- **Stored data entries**
· · · · ·
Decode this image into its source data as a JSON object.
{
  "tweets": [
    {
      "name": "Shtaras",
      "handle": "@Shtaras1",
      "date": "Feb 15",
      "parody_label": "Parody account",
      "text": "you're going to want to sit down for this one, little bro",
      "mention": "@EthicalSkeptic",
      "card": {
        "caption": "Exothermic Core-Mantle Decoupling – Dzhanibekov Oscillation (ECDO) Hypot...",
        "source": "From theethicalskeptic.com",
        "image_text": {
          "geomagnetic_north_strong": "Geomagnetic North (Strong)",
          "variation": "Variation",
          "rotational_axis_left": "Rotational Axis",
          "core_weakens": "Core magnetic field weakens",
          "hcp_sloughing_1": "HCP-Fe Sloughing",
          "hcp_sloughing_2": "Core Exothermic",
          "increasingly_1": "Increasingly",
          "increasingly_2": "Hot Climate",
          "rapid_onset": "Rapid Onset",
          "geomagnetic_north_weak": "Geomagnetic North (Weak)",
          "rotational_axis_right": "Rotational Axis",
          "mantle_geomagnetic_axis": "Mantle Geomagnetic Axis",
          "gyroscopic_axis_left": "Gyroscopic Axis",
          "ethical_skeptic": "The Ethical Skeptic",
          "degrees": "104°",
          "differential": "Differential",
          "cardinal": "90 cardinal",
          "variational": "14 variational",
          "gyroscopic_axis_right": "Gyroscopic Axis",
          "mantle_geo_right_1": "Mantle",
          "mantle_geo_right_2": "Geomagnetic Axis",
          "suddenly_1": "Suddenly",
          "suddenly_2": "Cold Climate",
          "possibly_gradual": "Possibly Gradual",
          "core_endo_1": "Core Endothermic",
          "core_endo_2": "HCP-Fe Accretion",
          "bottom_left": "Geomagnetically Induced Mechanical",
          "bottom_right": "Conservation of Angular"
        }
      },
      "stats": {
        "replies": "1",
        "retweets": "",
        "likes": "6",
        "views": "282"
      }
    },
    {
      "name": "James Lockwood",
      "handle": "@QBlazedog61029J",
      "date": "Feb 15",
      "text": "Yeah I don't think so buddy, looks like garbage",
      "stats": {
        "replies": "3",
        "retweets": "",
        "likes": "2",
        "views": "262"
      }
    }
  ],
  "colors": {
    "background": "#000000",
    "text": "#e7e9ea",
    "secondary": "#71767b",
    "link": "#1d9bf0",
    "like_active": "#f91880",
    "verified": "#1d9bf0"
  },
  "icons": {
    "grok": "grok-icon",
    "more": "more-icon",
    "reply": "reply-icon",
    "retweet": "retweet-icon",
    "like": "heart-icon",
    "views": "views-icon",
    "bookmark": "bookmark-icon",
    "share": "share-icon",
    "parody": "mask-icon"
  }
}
· · · · ·
- **What you need to do**
Write out the data again, exactly and in full.

- **Task solution**
Decode this image into its source data as a JSON object.
{
  "tweets": [
    {
      "name": "Shtaras",
      "handle": "@Shtaras1",
      "date": "Feb 15",
      "parody_label": "Parody account",
      "text": "you're going to want to sit down for this one, little bro",
      "mention": "@EthicalSkeptic",
      "card": {
        "caption": "Exothermic Core-Mantle Decoupling – Dzhanibekov Oscillation (ECDO) Hypot...",
        "source": "From theethicalskeptic.com",
        "image_text": {
          "geomagnetic_north_strong": "Geomagnetic North (Strong)",
          "variation": "Variation",
          "rotational_axis_left": "Rotational Axis",
          "core_weakens": "Core magnetic field weakens",
          "hcp_sloughing_1": "HCP-Fe Sloughing",
          "hcp_sloughing_2": "Core Exothermic",
          "increasingly_1": "Increasingly",
          "increasingly_2": "Hot Climate",
          "rapid_onset": "Rapid Onset",
          "geomagnetic_north_weak": "Geomagnetic North (Weak)",
          "rotational_axis_right": "Rotational Axis",
          "mantle_geomagnetic_axis": "Mantle Geomagnetic Axis",
          "gyroscopic_axis_left": "Gyroscopic Axis",
          "ethical_skeptic": "The Ethical Skeptic",
          "degrees": "104°",
          "differential": "Differential",
          "cardinal": "90 cardinal",
          "variational": "14 variational",
          "gyroscopic_axis_right": "Gyroscopic Axis",
          "mantle_geo_right_1": "Mantle",
          "mantle_geo_right_2": "Geomagnetic Axis",
          "suddenly_1": "Suddenly",
          "suddenly_2": "Cold Climate",
          "possibly_gradual": "Possibly Gradual",
          "core_endo_1": "Core Endothermic",
          "core_endo_2": "HCP-Fe Accretion",
          "bottom_left": "Geomagnetically Induced Mechanical",
          "bottom_right": "Conservation of Angular"
        }
      },
      "stats": {
        "replies": "1",
        "retweets": "",
        "likes": "6",
        "views": "282"
      }
    },
    {
      "name": "James Lockwood",
      "handle": "@QBlazedog61029J",
      "date": "Feb 15",
      "text": "Yeah I don't think so buddy, looks like garbage",
      "stats": {
        "replies": "3",
        "retweets": "",
        "likes": "2",
        "views": "262"
      }
    }
  ],
  "colors": {
    "background": "#000000",
    "text": "#e7e9ea",
    "secondary": "#71767b",
    "link": "#1d9bf0",
    "like_active": "#f91880",
    "verified": "#1d9bf0"
  },
  "icons": {
    "grok": "grok-icon",
    "more": "more-icon",
    "reply": "reply-icon",
    "retweet": "retweet-icon",
    "like": "heart-icon",
    "views": "views-icon",
    "bookmark": "bookmark-icon",
    "share": "share-icon",
    "parody": "mask-icon"
  }
}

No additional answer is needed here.